OBJECTIVE
Exactly repeat the material, dropping every picture from the copy.

DATASET ENTRIES
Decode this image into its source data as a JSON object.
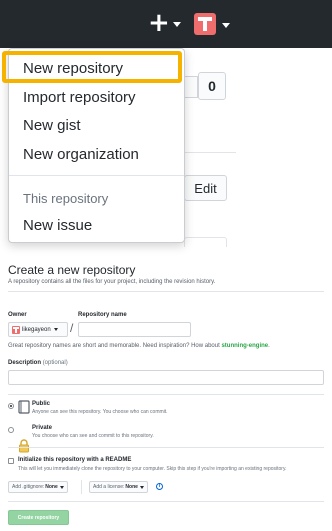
{
  "header": {
    "create_menu_glyph": "+",
    "colors": {
      "background": "#24292e",
      "avatar": "#ef6d6d"
    }
  },
  "background_page": {
    "count_value": "0",
    "edit_label": "Edit"
  },
  "create_menu": {
    "items": [
      {
        "label": "New repository",
        "highlighted": true
      },
      {
        "label": "Import repository"
      },
      {
        "label": "New gist"
      },
      {
        "label": "New organization"
      }
    ],
    "section_header": "This repository",
    "section_items": [
      {
        "label": "New issue"
      }
    ],
    "highlight_color": "#f5b300"
  },
  "form": {
    "title": "Create a new repository",
    "subtitle": "A repository contains all the files for your project, including the revision history.",
    "owner_label": "Owner",
    "owner_value": "likegayeon",
    "separator": "/",
    "repo_name_label": "Repository name",
    "repo_name_value": "",
    "hint_text": "Great repository names are short and memorable. Need inspiration? How about",
    "hint_suggestion": "stunning-engine",
    "hint_end": ".",
    "description_label": "Description",
    "description_optional": "(optional)",
    "description_value": "",
    "visibility": {
      "selected": "public",
      "public": {
        "title": "Public",
        "desc": "Anyone can see this repository. You choose who can commit."
      },
      "private": {
        "title": "Private",
        "desc": "You choose who can see and commit to this repository."
      }
    },
    "init_readme": {
      "checked": false,
      "title": "Initialize this repository with a README",
      "desc": "This will let you immediately clone the repository to your computer. Skip this step if you're importing an existing repository."
    },
    "gitignore": {
      "prefix": "Add .gitignore:",
      "value": "None"
    },
    "license": {
      "prefix": "Add a license:",
      "value": "None"
    },
    "info_glyph": "i",
    "submit_label": "Create repository",
    "submit_disabled": true,
    "colors": {
      "suggestion": "#28a745",
      "submit_bg": "#94d3a2"
    }
  }
}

WRITTEN ANSWER
Decode this image into its source data as a JSON object.
{
  "header": {
    "create_menu_glyph": "+",
    "colors": {
      "background": "#24292e",
      "avatar": "#ef6d6d"
    }
  },
  "background_page": {
    "count_value": "0",
    "edit_label": "Edit"
  },
  "create_menu": {
    "items": [
      {
        "label": "New repository",
        "highlighted": true
      },
      {
        "label": "Import repository"
      },
      {
        "label": "New gist"
      },
      {
        "label": "New organization"
      }
    ],
    "section_header": "This repository",
    "section_items": [
      {
        "label": "New issue"
      }
    ],
    "highlight_color": "#f5b300"
  },
  "form": {
    "title": "Create a new repository",
    "subtitle": "A repository contains all the files for your project, including the revision history.",
    "owner_label": "Owner",
    "owner_value": "likegayeon",
    "separator": "/",
    "repo_name_label": "Repository name",
    "repo_name_value": "",
    "hint_text": "Great repository names are short and memorable. Need inspiration? How about",
    "hint_suggestion": "stunning-engine",
    "hint_end": ".",
    "description_label": "Description",
    "description_optional": "(optional)",
    "description_value": "",
    "visibility": {
      "selected": "public",
      "public": {
        "title": "Public",
        "desc": "Anyone can see this repository. You choose who can commit."
      },
      "private": {
        "title": "Private",
        "desc": "You choose who can see and commit to this repository."
      }
    },
    "init_readme": {
      "checked": false,
      "title": "Initialize this repository with a README",
      "desc": "This will let you immediately clone the repository to your computer. Skip this step if you're importing an existing repository."
    },
    "gitignore": {
      "prefix": "Add .gitignore:",
      "value": "None"
    },
    "license": {
      "prefix": "Add a license:",
      "value": "None"
    },
    "info_glyph": "i",
    "submit_label": "Create repository",
    "submit_disabled": true,
    "colors": {
      "suggestion": "#28a745",
      "submit_bg": "#94d3a2"
    }
  }
}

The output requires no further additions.